** 任务说明 **
把下面这篇讲黄瓜遗传转化步骤的阅读材料中，从“4. 把预培养的外植体子叶节浸没在上述农杆菌悬浮液中 15~20”起至“250 mg·L-1 Cb。”止的这一段一字不改地照录下来。

** 阅读材料 **
4. 把预培养的外植体子叶节浸没在上述农杆菌悬浮液中 15~20 min,侵染结束后用无菌纸吸干外植体表面残留的菌液,将外植体子叶节置于分化培养基(MS+1.5 mg·L-1 6-BA)上,放于黑暗中进行共培养2~3 d;
5. 共培养结束后,用含有250 mg·L-1羧苄青霉素(Cb)的液体 MS 培养基洗净外植体表面农杆菌,用无菌纸吸干外植体表面的液体。将处理好的外植体接种到分化及选择培养基(MS + 1.5 mg·L-1 6-BA +150 mg·L-1 Kan + 250 mg·L-1 Cb)上,进行芽诱导培养,每10~15 d继代一次,大约需要25~30 d;
6. 当不定芽长至1.5~2 cm 高时,将其从外植体基部切下,接种到生根培养基(MS + 50 mg·L-1 Kan)上,进行生根培养,大约需要20~25d;
7. 当不定芽基部产生大量须根,逐步开启封口膜,炼苗一周后移栽入土。
8. 缓苗后,幼苗长出2~3片新叶时,提取所得黄瓜幼苗新叶的DNA和RNA,进行PCR鉴定,再进行RT-PCR 检测所得株系的表达情况,进一步确定获得转基因黄瓜植株,转化率高达4.8%。
实施例2:该实施例中,其转化方法同实施例1,不同的是预培养及共培养分化培养基为MS+1.5 mg·L-1 6-BA,分化及选择培养基为MS + 1.5 mg·L-1 6-BA +100 mg·L-1 Kan + 250 mg·L-1 Cb。

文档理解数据
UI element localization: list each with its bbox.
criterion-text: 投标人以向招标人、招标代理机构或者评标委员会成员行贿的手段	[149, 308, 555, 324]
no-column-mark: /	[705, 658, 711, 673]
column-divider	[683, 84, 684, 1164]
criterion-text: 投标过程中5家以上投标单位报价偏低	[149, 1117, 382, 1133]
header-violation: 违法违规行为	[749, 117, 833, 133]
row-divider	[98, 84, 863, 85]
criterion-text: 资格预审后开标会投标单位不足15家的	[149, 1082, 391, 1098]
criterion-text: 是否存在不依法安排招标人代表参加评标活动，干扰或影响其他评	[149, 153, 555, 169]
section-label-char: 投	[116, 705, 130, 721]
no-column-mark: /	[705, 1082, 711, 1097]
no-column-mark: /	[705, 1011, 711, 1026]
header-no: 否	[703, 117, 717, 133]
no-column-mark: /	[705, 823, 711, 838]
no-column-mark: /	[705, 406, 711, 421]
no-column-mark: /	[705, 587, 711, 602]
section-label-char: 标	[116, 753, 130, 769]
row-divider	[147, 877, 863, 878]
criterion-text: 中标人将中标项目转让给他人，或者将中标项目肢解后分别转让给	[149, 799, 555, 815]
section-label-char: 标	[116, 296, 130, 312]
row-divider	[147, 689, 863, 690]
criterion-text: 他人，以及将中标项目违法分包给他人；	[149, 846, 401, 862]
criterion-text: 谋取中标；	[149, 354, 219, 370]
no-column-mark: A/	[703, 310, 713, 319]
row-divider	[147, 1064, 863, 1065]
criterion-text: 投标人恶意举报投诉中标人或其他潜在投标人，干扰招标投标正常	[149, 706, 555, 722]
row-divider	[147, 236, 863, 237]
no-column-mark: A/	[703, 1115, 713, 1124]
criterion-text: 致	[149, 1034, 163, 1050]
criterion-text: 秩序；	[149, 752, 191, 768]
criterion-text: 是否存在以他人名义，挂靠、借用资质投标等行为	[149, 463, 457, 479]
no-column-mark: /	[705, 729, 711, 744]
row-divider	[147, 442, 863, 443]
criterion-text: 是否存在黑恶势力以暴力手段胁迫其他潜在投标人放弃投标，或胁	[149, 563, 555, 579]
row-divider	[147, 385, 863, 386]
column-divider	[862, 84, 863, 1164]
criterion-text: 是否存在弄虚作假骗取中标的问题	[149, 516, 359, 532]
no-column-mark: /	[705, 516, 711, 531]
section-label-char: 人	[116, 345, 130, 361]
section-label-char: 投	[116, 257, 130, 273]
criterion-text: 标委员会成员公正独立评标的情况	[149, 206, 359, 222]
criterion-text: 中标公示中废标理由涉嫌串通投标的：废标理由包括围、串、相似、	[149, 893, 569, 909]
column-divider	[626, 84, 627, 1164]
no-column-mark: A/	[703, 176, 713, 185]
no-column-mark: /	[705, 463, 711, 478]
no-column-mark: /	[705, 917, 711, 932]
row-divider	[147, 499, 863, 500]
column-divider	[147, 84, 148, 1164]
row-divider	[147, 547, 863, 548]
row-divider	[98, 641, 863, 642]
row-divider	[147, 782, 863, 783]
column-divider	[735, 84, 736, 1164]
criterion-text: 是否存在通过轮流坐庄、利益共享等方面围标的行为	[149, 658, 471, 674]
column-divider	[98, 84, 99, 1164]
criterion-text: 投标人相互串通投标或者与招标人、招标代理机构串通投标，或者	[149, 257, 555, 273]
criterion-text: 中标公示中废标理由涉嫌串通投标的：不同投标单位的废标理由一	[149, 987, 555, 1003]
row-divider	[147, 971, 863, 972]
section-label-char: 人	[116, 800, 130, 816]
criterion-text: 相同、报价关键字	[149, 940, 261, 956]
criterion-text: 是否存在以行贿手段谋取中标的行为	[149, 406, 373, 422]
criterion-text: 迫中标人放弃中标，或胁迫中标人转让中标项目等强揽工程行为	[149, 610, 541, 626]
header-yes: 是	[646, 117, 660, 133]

** 输出结果 **
4. 把预培养的外植体子叶节浸没在上述农杆菌悬浮液中 15~20 min,侵染结束后用无菌纸吸干外植体表面残留的菌液,将外植体子叶节置于分化培养基(MS+1.5 mg·L-1 6-BA)上,放于黑暗中进行共培养2~3 d;
5. 共培养结束后,用含有250 mg·L-1羧苄青霉素(Cb)的液体 MS 培养基洗净外植体表面农杆菌,用无菌纸吸干外植体表面的液体。将处理好的外植体接种到分化及选择培养基(MS + 1.5 mg·L-1 6-BA +150 mg·L-1 Kan + 250 mg·L-1 Cb)上,进行芽诱导培养,每10~15 d继代一次,大约需要25~30 d;
6. 当不定芽长至1.5~2 cm 高时,将其从外植体基部切下,接种到生根培养基(MS + 50 mg·L-1 Kan)上,进行生根培养,大约需要20~25d;
7. 当不定芽基部产生大量须根,逐步开启封口膜,炼苗一周后移栽入土。
8. 缓苗后,幼苗长出2~3片新叶时,提取所得黄瓜幼苗新叶的DNA和RNA,进行PCR鉴定,再进行RT-PCR 检测所得株系的表达情况,进一步确定获得转基因黄瓜植株,转化率高达4.8%。
实施例2:该实施例中,其转化方法同实施例1,不同的是预培养及共培养分化培养基为MS+1.5 mg·L-1 6-BA,分化及选择培养基为MS + 1.5 mg·L-1 6-BA +100 mg·L-1 Kan + 250 mg·L-1 Cb。